[WORK REQUIRED] All of the material below is to be retyped exactly.

──────── RECORD LIST

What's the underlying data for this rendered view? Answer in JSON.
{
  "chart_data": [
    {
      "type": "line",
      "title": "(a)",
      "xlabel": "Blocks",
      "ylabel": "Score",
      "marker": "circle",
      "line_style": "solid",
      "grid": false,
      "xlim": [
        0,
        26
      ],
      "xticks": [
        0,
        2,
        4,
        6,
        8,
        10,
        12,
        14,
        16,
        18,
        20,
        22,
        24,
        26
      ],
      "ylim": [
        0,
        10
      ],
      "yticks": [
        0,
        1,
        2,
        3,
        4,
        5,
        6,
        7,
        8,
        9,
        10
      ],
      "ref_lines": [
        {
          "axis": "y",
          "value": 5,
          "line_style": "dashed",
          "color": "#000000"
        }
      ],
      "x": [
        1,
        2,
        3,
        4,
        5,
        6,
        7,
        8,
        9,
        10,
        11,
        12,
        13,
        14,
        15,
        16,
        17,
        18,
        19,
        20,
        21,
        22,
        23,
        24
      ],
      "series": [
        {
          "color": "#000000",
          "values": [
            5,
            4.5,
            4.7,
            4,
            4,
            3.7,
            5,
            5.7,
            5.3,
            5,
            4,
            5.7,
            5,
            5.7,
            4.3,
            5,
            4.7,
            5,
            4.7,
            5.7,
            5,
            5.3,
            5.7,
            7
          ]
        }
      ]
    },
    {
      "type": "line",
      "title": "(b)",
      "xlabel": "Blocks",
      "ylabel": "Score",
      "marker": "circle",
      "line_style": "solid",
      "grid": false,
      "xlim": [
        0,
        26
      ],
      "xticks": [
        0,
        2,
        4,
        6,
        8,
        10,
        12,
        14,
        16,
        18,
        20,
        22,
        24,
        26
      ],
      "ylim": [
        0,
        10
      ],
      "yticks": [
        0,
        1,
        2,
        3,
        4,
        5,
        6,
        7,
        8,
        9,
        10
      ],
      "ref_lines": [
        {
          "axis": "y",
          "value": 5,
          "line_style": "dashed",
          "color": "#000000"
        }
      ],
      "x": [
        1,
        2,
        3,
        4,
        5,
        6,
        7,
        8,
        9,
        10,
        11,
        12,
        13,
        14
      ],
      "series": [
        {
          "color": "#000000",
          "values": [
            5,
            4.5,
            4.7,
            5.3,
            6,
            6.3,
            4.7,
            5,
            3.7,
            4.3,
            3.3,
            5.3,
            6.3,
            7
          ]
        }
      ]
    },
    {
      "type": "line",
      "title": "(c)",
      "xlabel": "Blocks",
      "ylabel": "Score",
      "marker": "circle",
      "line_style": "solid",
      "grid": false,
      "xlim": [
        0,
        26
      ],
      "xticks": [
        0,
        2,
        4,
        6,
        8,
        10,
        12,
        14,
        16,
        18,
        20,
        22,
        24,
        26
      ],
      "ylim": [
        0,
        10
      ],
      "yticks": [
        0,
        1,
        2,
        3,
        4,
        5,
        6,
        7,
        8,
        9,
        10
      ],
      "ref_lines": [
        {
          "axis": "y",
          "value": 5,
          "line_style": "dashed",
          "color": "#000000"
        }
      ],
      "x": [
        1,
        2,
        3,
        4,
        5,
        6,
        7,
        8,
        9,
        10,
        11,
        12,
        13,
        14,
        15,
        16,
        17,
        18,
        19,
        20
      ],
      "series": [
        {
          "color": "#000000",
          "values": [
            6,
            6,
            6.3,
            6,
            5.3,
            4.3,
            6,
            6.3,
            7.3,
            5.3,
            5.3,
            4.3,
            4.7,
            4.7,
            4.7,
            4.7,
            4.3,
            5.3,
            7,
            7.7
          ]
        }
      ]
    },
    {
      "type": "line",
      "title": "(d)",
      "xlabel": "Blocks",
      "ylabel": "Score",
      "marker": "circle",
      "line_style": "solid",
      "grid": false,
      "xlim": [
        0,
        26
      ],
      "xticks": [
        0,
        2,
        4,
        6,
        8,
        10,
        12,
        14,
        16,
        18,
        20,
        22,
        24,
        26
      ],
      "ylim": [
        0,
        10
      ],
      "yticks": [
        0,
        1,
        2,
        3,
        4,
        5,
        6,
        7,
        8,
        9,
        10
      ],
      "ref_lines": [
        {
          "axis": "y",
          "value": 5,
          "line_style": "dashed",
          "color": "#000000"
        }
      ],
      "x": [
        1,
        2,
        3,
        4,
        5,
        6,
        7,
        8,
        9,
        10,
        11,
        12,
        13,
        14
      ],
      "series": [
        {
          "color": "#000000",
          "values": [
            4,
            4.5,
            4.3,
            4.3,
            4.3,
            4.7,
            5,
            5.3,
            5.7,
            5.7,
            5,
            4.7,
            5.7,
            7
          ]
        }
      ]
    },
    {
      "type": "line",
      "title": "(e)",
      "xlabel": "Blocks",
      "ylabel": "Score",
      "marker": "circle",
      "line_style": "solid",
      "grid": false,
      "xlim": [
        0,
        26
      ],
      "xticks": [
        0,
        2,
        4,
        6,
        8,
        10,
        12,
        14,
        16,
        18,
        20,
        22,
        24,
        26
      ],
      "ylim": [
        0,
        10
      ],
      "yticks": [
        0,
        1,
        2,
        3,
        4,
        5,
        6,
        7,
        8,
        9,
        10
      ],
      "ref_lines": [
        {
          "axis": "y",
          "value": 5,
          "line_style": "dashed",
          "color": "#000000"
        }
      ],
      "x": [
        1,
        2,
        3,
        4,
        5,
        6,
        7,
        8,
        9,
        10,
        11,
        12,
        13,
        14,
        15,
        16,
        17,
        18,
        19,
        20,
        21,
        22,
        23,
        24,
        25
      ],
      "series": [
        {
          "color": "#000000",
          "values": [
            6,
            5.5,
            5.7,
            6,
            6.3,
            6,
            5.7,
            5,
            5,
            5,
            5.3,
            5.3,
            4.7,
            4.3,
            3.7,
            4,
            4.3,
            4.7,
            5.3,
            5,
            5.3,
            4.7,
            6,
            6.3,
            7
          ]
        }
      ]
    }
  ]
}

────────────────

[THE SOLUTION]
What's the underlying data for this rendered view? Answer in JSON.
{
  "chart_data": [
    {
      "type": "line",
      "title": "(a)",
      "xlabel": "Blocks",
      "ylabel": "Score",
      "marker": "circle",
      "line_style": "solid",
      "grid": false,
      "xlim": [
        0,
        26
      ],
      "xticks": [
        0,
        2,
        4,
        6,
        8,
        10,
        12,
        14,
        16,
        18,
        20,
        22,
        24,
        26
      ],
      "ylim": [
        0,
        10
      ],
      "yticks": [
        0,
        1,
        2,
        3,
        4,
        5,
        6,
        7,
        8,
        9,
        10
      ],
      "ref_lines": [
        {
          "axis": "y",
          "value": 5,
          "line_style": "dashed",
          "color": "#000000"
        }
      ],
      "x": [
        1,
        2,
        3,
        4,
        5,
        6,
        7,
        8,
        9,
        10,
        11,
        12,
        13,
        14,
        15,
        16,
        17,
        18,
        19,
        20,
        21,
        22,
        23,
        24
      ],
      "series": [
        {
          "color": "#000000",
          "values": [
            5,
            4.5,
            4.7,
            4,
            4,
            3.7,
            5,
            5.7,
            5.3,
            5,
            4,
            5.7,
            5,
            5.7,
            4.3,
            5,
            4.7,
            5,
            4.7,
            5.7,
            5,
            5.3,
            5.7,
            7
          ]
        }
      ]
    },
    {
      "type": "line",
      "title": "(b)",
      "xlabel": "Blocks",
      "ylabel": "Score",
      "marker": "circle",
      "line_style": "solid",
      "grid": false,
      "xlim": [
        0,
        26
      ],
      "xticks": [
        0,
        2,
        4,
        6,
        8,
        10,
        12,
        14,
        16,
        18,
        20,
        22,
        24,
        26
      ],
      "ylim": [
        0,
        10
      ],
      "yticks": [
        0,
        1,
        2,
        3,
        4,
        5,
        6,
        7,
        8,
        9,
        10
      ],
      "ref_lines": [
        {
          "axis": "y",
          "value": 5,
          "line_style": "dashed",
          "color": "#000000"
        }
      ],
      "x": [
        1,
        2,
        3,
        4,
        5,
        6,
        7,
        8,
        9,
        10,
        11,
        12,
        13,
        14
      ],
      "series": [
        {
          "color": "#000000",
          "values": [
            5,
            4.5,
            4.7,
            5.3,
            6,
            6.3,
            4.7,
            5,
            3.7,
            4.3,
            3.3,
            5.3,
            6.3,
            7
          ]
        }
      ]
    },
    {
      "type": "line",
      "title": "(c)",
      "xlabel": "Blocks",
      "ylabel": "Score",
      "marker": "circle",
      "line_style": "solid",
      "grid": false,
      "xlim": [
        0,
        26
      ],
      "xticks": [
        0,
        2,
        4,
        6,
        8,
        10,
        12,
        14,
        16,
        18,
        20,
        22,
        24,
        26
      ],
      "ylim": [
        0,
        10
      ],
      "yticks": [
        0,
        1,
        2,
        3,
        4,
        5,
        6,
        7,
        8,
        9,
        10
      ],
      "ref_lines": [
        {
          "axis": "y",
          "value": 5,
          "line_style": "dashed",
          "color": "#000000"
        }
      ],
      "x": [
        1,
        2,
        3,
        4,
        5,
        6,
        7,
        8,
        9,
        10,
        11,
        12,
        13,
        14,
        15,
        16,
        17,
        18,
        19,
        20
      ],
      "series": [
        {
          "color": "#000000",
          "values": [
            6,
            6,
            6.3,
            6,
            5.3,
            4.3,
            6,
            6.3,
            7.3,
            5.3,
            5.3,
            4.3,
            4.7,
            4.7,
            4.7,
            4.7,
            4.3,
            5.3,
            7,
            7.7
          ]
        }
      ]
    },
    {
      "type": "line",
      "title": "(d)",
      "xlabel": "Blocks",
      "ylabel": "Score",
      "marker": "circle",
      "line_style": "solid",
      "grid": false,
      "xlim": [
        0,
        26
      ],
      "xticks": [
        0,
        2,
        4,
        6,
        8,
        10,
        12,
        14,
        16,
        18,
        20,
        22,
        24,
        26
      ],
      "ylim": [
        0,
        10
      ],
      "yticks": [
        0,
        1,
        2,
        3,
        4,
        5,
        6,
        7,
        8,
        9,
        10
      ],
      "ref_lines": [
        {
          "axis": "y",
          "value": 5,
          "line_style": "dashed",
          "color": "#000000"
        }
      ],
      "x": [
        1,
        2,
        3,
        4,
        5,
        6,
        7,
        8,
        9,
        10,
        11,
        12,
        13,
        14
      ],
      "series": [
        {
          "color": "#000000",
          "values": [
            4,
            4.5,
            4.3,
            4.3,
            4.3,
            4.7,
            5,
            5.3,
            5.7,
            5.7,
            5,
            4.7,
            5.7,
            7
          ]
        }
      ]
    },
    {
      "type": "line",
      "title": "(e)",
      "xlabel": "Blocks",
      "ylabel": "Score",
      "marker": "circle",
      "line_style": "solid",
      "grid": false,
      "xlim": [
        0,
        26
      ],
      "xticks": [
        0,
        2,
        4,
        6,
        8,
        10,
        12,
        14,
        16,
        18,
        20,
        22,
        24,
        26
      ],
      "ylim": [
        0,
        10
      ],
      "yticks": [
        0,
        1,
        2,
        3,
        4,
        5,
        6,
        7,
        8,
        9,
        10
      ],
      "ref_lines": [
        {
          "axis": "y",
          "value": 5,
          "line_style": "dashed",
          "color": "#000000"
        }
      ],
      "x": [
        1,
        2,
        3,
        4,
        5,
        6,
        7,
        8,
        9,
        10,
        11,
        12,
        13,
        14,
        15,
        16,
        17,
        18,
        19,
        20,
        21,
        22,
        23,
        24,
        25
      ],
      "series": [
        {
          "color": "#000000",
          "values": [
            6,
            5.5,
            5.7,
            6,
            6.3,
            6,
            5.7,
            5,
            5,
            5,
            5.3,
            5.3,
            4.7,
            4.3,
            3.7,
            4,
            4.3,
            4.7,
            5.3,
            5,
            5.3,
            4.7,
            6,
            6.3,
            7
          ]
        }
      ]
    }
  ]
}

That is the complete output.